Aim of the exercise => Look through the data for the string "органе". Copy every line where it is found.

Stored data
....
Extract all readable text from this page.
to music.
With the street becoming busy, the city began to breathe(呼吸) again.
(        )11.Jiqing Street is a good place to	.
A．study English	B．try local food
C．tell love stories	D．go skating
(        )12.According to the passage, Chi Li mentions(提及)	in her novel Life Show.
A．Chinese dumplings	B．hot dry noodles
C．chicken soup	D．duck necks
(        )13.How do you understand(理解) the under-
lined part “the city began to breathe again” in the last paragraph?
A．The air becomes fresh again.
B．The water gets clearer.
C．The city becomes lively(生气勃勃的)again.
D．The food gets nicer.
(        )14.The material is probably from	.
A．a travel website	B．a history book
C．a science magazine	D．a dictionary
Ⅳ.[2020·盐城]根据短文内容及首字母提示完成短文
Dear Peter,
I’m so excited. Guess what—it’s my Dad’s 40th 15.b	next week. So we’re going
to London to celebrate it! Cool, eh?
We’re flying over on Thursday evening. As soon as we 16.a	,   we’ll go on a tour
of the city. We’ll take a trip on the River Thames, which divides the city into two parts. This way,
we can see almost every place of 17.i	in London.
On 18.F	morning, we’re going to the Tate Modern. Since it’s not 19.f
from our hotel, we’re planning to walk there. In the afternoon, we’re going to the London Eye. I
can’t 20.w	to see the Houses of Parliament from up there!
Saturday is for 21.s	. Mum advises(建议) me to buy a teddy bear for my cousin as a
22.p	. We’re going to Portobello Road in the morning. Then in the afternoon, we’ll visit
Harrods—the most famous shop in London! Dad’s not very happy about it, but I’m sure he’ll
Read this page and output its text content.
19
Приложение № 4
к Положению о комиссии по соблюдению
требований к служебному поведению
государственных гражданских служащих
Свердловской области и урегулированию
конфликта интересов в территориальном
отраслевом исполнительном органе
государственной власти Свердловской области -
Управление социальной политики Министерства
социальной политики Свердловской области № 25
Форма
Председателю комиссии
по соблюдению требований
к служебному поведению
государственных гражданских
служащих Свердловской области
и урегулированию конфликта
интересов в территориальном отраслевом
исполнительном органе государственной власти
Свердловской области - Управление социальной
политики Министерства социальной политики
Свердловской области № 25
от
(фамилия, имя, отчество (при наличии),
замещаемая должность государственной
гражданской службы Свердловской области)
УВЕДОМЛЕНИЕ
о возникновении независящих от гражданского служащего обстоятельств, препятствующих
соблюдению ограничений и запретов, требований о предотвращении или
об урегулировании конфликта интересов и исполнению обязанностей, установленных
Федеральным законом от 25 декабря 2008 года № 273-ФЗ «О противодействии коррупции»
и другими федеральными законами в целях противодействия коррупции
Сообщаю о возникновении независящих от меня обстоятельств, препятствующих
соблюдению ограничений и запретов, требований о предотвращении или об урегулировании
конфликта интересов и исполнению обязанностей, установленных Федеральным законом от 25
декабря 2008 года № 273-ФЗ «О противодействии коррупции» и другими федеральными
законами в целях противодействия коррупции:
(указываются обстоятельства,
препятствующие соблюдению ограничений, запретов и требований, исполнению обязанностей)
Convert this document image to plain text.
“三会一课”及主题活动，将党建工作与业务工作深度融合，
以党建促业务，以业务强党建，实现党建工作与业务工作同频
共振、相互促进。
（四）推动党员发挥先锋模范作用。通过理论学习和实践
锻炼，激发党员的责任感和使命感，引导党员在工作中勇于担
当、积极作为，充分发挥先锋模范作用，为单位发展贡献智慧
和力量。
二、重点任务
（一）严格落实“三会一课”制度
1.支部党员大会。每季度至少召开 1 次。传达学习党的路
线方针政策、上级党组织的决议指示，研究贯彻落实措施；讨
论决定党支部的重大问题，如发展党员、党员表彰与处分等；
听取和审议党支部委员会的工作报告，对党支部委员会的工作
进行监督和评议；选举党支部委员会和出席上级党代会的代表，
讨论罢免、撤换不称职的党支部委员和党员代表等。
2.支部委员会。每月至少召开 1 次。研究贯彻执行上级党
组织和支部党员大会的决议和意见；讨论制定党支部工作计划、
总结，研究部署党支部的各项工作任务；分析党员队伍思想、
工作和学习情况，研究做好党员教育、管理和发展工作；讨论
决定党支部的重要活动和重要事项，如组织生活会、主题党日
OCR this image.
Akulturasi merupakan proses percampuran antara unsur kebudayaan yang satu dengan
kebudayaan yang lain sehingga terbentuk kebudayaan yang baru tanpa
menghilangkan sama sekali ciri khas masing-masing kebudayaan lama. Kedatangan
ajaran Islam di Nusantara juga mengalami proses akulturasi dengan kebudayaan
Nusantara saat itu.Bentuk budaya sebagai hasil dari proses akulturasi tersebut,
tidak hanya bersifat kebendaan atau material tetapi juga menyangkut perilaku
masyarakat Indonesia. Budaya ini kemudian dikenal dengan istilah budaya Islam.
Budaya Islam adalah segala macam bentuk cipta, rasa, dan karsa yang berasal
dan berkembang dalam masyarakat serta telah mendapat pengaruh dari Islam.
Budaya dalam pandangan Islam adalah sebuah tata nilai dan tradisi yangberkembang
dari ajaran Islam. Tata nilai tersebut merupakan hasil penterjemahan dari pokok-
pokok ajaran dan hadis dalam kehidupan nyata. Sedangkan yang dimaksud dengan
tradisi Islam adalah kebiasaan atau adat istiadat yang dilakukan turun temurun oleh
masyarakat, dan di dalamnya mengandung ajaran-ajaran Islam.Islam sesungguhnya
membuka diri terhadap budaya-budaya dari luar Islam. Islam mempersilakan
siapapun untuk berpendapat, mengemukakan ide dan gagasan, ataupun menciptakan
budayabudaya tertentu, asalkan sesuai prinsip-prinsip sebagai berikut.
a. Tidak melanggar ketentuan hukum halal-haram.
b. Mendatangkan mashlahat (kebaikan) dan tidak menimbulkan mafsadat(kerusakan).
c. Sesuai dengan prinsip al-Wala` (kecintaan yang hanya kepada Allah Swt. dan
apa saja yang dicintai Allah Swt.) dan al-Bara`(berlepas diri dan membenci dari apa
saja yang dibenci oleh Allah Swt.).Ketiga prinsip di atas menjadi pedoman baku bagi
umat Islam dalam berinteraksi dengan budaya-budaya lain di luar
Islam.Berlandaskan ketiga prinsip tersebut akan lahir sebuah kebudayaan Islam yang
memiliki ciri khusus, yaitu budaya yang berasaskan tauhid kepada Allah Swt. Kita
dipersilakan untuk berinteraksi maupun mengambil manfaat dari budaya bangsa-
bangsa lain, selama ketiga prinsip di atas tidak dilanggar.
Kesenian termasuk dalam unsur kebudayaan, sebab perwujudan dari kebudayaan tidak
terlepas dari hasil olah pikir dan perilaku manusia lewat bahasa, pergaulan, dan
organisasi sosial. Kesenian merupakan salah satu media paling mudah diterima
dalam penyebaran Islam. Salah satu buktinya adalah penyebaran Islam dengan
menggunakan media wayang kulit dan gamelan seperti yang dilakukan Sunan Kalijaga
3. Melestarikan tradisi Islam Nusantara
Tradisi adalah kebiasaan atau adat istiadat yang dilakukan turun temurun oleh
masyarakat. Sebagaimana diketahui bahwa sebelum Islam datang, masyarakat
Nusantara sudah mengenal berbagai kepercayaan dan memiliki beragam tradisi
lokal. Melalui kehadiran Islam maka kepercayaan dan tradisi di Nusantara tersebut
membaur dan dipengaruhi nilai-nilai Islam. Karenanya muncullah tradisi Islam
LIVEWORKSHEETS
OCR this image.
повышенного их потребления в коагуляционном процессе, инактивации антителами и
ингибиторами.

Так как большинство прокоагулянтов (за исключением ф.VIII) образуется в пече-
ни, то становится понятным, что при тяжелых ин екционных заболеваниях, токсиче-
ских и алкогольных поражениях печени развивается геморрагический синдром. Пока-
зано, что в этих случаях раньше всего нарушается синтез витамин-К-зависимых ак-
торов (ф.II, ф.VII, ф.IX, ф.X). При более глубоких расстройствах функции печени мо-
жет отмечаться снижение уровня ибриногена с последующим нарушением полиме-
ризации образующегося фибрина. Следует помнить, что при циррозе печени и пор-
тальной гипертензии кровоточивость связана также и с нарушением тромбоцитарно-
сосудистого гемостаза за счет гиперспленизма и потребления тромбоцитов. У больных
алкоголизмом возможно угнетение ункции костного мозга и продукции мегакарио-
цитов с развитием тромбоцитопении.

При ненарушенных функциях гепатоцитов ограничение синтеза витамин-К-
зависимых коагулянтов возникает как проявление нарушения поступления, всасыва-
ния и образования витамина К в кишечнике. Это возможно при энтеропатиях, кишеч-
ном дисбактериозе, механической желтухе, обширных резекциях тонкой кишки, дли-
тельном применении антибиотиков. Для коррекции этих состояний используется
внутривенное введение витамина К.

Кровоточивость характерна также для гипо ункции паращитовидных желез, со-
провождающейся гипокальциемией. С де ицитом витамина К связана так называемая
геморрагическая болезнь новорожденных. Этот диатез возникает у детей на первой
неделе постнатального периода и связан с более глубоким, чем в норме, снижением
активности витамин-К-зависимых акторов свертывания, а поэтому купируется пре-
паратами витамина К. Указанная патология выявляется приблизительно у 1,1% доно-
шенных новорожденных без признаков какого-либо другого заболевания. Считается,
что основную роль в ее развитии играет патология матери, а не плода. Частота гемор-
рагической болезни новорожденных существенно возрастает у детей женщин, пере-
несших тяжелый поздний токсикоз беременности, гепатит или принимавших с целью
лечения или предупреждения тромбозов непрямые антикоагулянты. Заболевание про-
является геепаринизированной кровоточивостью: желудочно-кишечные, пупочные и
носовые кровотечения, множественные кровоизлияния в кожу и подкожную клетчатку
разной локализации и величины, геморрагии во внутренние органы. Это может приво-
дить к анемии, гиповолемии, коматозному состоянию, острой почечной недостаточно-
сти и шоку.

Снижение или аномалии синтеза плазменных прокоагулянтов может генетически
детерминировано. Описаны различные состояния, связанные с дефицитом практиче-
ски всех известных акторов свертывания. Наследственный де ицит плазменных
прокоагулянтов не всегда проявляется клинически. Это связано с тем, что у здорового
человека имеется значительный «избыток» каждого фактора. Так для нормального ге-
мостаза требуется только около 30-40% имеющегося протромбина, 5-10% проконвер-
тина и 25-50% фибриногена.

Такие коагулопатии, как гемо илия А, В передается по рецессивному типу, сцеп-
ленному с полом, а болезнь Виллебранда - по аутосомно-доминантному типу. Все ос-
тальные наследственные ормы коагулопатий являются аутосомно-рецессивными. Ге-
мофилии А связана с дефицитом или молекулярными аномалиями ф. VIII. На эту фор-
....
Full answer =>
отраслевом исполнительном органе
исполнительном органе государственной власти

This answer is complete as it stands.